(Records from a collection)
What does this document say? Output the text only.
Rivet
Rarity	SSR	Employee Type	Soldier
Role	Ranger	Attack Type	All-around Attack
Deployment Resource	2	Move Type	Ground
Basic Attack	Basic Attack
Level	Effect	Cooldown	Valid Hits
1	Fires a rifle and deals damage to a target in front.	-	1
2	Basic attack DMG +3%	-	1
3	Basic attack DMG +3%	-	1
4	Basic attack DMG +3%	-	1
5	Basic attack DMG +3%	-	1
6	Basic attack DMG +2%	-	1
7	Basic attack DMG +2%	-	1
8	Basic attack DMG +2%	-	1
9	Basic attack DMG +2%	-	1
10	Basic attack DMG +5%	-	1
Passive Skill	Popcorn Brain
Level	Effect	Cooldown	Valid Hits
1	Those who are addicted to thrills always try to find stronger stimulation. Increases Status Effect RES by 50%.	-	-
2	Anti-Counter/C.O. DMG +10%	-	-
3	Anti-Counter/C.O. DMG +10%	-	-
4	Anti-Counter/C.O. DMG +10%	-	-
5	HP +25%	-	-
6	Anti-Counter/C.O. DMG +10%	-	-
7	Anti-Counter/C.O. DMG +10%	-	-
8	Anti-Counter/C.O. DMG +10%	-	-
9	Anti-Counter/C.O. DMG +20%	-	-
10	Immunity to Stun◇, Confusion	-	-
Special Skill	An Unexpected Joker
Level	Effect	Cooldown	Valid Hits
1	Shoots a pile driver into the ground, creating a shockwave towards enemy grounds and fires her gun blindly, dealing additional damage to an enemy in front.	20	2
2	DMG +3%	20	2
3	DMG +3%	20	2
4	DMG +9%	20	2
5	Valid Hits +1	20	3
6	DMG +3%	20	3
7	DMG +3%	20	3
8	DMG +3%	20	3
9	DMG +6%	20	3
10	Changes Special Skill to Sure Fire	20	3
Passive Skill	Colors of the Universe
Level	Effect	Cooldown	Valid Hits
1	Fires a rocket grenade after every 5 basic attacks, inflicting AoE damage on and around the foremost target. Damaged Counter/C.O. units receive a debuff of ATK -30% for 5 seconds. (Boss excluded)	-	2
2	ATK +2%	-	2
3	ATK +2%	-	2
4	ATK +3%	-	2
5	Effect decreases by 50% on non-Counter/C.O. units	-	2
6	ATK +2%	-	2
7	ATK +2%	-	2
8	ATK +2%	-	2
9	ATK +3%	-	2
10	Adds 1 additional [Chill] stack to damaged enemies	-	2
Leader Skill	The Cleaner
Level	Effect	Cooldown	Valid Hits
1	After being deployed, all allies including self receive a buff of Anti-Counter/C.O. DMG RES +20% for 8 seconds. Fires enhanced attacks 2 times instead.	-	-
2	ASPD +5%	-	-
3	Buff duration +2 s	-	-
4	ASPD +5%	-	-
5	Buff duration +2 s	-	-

### [YOUR OBJECTIVE]
Copy out every line of the material above that mentions the word "duration".

### [ANSWER FOR THIS EXERCISE]
3	Buff duration +2 s	-	-
5	Buff duration +2 s	-	-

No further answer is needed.